-- Stated problem --
Here are records with pictures in them. Copy all of them exactly and leave the pictures out.

-- Given data --
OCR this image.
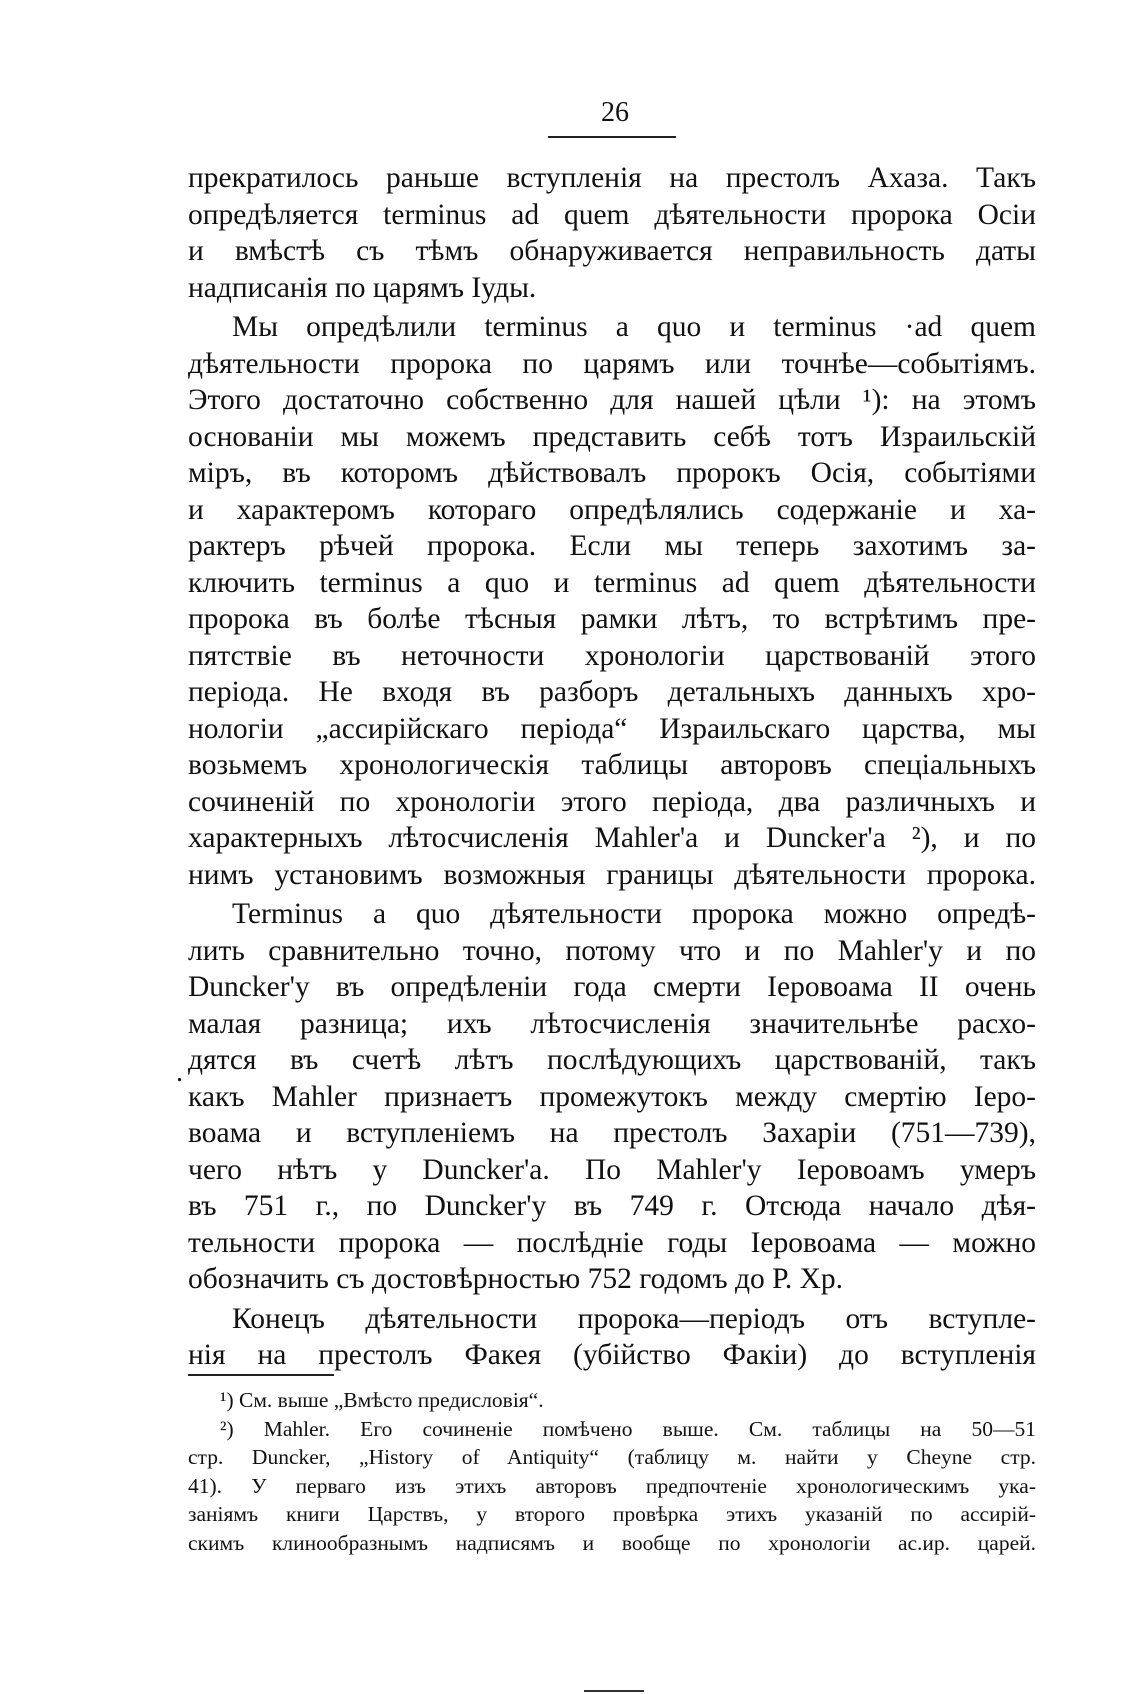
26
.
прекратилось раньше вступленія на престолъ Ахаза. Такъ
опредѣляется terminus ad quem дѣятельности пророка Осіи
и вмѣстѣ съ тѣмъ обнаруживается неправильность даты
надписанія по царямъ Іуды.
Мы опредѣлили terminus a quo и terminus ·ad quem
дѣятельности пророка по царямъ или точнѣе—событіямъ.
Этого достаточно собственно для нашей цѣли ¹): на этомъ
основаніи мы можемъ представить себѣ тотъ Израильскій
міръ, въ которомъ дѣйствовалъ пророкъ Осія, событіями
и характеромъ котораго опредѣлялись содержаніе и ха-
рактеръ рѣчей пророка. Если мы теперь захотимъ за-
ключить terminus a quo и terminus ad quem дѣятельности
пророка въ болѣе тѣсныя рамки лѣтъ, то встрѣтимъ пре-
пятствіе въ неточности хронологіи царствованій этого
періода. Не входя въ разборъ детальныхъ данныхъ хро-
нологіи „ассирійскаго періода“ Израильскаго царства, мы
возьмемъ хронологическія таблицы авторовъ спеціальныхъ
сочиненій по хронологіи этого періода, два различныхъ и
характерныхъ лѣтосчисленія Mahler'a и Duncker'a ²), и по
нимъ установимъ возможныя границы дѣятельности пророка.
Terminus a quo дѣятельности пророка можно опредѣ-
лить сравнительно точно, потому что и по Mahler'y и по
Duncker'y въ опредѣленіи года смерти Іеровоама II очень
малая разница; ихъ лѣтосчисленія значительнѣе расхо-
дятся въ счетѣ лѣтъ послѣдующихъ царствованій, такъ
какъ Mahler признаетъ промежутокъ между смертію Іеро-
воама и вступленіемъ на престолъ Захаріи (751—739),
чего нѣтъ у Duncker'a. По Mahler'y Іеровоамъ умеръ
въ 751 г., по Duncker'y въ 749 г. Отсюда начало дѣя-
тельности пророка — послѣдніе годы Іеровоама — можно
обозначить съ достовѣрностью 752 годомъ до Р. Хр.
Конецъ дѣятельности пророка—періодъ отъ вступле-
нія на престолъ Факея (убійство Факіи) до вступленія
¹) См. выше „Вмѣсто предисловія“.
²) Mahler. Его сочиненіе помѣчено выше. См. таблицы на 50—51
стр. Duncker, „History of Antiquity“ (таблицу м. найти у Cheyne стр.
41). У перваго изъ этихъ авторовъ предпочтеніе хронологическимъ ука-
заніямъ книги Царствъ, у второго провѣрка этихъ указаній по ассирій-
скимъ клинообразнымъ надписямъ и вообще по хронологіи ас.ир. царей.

-- Full answer --
OCR this image.
26
.
прекратилось раньше вступленія на престолъ Ахаза. Такъ
опредѣляется terminus ad quem дѣятельности пророка Осіи
и вмѣстѣ съ тѣмъ обнаруживается неправильность даты
надписанія по царямъ Іуды.
Мы опредѣлили terminus a quo и terminus ·ad quem
дѣятельности пророка по царямъ или точнѣе—событіямъ.
Этого достаточно собственно для нашей цѣли ¹): на этомъ
основаніи мы можемъ представить себѣ тотъ Израильскій
міръ, въ которомъ дѣйствовалъ пророкъ Осія, событіями
и характеромъ котораго опредѣлялись содержаніе и ха-
рактеръ рѣчей пророка. Если мы теперь захотимъ за-
ключить terminus a quo и terminus ad quem дѣятельности
пророка въ болѣе тѣсныя рамки лѣтъ, то встрѣтимъ пре-
пятствіе въ неточности хронологіи царствованій этого
періода. Не входя въ разборъ детальныхъ данныхъ хро-
нологіи „ассирійскаго періода“ Израильскаго царства, мы
возьмемъ хронологическія таблицы авторовъ спеціальныхъ
сочиненій по хронологіи этого періода, два различныхъ и
характерныхъ лѣтосчисленія Mahler'a и Duncker'a ²), и по
нимъ установимъ возможныя границы дѣятельности пророка.
Terminus a quo дѣятельности пророка можно опредѣ-
лить сравнительно точно, потому что и по Mahler'y и по
Duncker'y въ опредѣленіи года смерти Іеровоама II очень
малая разница; ихъ лѣтосчисленія значительнѣе расхо-
дятся въ счетѣ лѣтъ послѣдующихъ царствованій, такъ
какъ Mahler признаетъ промежутокъ между смертію Іеро-
воама и вступленіемъ на престолъ Захаріи (751—739),
чего нѣтъ у Duncker'a. По Mahler'y Іеровоамъ умеръ
въ 751 г., по Duncker'y въ 749 г. Отсюда начало дѣя-
тельности пророка — послѣдніе годы Іеровоама — можно
обозначить съ достовѣрностью 752 годомъ до Р. Хр.
Конецъ дѣятельности пророка—періодъ отъ вступле-
нія на престолъ Факея (убійство Факіи) до вступленія
¹) См. выше „Вмѣсто предисловія“.
²) Mahler. Его сочиненіе помѣчено выше. См. таблицы на 50—51
стр. Duncker, „History of Antiquity“ (таблицу м. найти у Cheyne стр.
41). У перваго изъ этихъ авторовъ предпочтеніе хронологическимъ ука-
заніямъ книги Царствъ, у второго провѣрка этихъ указаній по ассирій-
скимъ клинообразнымъ надписямъ и вообще по хронологіи ас.ир. царей.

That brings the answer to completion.